[start of Supplied data]
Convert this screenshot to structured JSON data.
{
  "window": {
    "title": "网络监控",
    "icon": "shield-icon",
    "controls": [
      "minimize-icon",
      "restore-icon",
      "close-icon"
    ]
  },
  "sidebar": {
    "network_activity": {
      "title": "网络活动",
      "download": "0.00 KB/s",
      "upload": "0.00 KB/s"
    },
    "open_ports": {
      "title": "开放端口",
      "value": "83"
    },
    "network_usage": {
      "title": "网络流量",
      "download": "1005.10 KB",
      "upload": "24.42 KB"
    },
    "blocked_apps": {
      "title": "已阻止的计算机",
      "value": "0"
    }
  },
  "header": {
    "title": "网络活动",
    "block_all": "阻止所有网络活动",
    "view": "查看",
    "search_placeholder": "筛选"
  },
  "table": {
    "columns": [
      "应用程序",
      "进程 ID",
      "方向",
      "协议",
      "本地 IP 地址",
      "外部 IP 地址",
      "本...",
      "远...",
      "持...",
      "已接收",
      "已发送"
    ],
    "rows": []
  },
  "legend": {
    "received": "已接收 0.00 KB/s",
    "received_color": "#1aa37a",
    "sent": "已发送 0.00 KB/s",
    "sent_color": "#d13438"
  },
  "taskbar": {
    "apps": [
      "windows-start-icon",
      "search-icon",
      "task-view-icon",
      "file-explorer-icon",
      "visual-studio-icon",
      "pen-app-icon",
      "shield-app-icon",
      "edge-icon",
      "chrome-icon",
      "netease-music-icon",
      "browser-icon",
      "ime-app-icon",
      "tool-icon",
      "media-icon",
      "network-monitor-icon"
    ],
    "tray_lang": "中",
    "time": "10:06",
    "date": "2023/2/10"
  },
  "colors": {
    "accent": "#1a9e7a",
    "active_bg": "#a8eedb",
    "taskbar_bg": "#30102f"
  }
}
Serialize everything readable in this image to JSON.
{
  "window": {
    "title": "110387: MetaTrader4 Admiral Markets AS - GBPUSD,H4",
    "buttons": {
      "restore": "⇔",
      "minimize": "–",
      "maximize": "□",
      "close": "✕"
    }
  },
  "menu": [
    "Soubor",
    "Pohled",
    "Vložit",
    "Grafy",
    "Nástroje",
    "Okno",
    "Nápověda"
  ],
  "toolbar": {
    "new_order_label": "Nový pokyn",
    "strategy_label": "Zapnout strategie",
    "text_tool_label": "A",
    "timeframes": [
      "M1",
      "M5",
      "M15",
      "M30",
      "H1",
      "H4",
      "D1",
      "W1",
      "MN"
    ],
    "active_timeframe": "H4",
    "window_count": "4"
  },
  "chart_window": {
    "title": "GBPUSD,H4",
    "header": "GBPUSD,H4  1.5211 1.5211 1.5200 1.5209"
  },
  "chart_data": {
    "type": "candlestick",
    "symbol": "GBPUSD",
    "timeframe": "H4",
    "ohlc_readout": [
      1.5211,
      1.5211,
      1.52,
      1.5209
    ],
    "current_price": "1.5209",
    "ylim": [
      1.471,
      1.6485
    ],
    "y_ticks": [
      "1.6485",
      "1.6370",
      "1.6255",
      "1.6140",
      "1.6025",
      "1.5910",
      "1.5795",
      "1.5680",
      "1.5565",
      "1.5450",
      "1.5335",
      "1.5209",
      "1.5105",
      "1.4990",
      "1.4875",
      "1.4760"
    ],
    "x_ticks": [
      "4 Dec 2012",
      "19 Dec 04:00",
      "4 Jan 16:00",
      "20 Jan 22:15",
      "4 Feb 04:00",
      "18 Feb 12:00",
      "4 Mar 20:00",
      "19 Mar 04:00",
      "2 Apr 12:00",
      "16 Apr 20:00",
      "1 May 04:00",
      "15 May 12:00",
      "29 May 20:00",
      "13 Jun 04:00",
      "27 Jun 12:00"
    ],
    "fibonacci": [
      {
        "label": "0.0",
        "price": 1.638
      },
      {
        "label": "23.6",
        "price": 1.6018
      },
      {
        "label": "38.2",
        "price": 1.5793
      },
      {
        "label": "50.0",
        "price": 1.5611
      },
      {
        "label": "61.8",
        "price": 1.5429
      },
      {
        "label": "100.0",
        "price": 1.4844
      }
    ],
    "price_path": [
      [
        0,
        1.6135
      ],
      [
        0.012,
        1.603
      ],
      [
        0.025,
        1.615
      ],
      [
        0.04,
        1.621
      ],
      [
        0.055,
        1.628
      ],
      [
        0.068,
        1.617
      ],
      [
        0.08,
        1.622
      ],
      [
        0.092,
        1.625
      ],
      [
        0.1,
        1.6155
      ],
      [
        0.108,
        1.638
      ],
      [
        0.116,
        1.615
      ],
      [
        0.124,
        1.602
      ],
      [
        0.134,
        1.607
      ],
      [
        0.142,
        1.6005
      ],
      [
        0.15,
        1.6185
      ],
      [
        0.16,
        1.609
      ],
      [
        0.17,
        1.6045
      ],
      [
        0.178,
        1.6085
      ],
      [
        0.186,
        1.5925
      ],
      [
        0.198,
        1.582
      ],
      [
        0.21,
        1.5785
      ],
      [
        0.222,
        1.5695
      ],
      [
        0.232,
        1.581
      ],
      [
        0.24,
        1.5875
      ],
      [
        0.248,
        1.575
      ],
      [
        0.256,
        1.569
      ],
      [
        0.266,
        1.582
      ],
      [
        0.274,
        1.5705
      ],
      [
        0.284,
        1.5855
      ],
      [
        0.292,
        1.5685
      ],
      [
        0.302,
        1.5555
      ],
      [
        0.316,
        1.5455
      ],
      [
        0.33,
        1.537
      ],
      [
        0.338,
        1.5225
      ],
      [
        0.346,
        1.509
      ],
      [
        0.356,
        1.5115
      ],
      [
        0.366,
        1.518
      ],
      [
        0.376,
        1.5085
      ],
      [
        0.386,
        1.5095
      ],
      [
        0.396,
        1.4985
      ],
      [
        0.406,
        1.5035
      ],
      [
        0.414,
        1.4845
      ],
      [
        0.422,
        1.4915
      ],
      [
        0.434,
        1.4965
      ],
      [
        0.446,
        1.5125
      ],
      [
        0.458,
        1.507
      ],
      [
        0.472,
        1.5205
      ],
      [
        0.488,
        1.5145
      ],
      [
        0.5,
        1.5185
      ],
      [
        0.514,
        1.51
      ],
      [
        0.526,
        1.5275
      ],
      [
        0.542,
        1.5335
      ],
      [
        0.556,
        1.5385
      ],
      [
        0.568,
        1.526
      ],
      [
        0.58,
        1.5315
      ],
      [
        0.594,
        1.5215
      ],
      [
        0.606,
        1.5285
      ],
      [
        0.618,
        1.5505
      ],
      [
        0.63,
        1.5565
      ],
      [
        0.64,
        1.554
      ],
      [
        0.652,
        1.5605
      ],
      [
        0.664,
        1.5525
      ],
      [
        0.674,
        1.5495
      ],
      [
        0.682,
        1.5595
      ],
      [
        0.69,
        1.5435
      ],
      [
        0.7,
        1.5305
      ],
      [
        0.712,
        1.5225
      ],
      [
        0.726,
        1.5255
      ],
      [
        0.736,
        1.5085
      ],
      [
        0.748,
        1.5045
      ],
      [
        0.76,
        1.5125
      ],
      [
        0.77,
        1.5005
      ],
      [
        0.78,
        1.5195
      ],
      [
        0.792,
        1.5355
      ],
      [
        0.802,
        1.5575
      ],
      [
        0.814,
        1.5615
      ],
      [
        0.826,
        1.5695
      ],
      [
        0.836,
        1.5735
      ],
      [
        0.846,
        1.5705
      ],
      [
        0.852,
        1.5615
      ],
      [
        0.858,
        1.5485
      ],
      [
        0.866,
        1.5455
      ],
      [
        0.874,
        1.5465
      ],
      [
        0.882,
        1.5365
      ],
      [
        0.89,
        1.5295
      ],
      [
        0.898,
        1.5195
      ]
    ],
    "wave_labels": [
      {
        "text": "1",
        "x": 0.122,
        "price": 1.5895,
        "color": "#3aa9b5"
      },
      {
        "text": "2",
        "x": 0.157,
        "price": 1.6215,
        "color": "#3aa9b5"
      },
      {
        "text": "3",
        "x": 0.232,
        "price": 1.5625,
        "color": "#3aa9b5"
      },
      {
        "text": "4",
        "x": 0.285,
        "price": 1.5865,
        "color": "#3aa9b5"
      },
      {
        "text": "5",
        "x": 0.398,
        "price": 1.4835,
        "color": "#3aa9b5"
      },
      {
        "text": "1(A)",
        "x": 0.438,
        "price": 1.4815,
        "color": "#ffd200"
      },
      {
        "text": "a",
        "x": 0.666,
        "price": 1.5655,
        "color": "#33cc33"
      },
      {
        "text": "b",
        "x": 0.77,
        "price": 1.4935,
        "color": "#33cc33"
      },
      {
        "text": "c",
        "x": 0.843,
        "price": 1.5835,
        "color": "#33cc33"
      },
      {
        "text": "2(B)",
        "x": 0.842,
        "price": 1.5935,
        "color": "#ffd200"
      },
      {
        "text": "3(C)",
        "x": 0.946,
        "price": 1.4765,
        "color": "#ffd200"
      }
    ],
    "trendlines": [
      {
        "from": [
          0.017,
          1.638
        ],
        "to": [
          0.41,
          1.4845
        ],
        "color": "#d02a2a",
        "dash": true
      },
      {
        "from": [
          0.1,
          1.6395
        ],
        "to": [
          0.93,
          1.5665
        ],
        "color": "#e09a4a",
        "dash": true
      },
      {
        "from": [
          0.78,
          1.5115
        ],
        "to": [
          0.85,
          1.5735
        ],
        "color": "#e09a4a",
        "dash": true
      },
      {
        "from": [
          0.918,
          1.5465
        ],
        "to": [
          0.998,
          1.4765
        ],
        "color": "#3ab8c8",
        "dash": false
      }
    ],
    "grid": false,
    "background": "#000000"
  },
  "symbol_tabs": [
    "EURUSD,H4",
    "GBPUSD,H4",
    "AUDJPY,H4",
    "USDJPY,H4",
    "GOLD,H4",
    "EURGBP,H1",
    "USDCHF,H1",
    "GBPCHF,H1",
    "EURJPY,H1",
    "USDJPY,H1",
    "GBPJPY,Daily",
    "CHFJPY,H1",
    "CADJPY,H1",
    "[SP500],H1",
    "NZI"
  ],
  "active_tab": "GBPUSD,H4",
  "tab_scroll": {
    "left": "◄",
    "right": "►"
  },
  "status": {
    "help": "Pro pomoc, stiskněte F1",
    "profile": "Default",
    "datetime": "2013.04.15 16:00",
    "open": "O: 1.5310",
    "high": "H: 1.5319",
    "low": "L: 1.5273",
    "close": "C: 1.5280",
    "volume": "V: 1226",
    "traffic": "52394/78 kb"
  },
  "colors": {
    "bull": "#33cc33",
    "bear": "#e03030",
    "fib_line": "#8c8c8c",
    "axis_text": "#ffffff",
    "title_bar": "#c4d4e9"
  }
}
[end of Supplied data]
Task requirements: Which lines hold the word "download"? Copy every one of them.

The response:
      "download": "0.00 KB/s",
      "download": "1005.10 KB",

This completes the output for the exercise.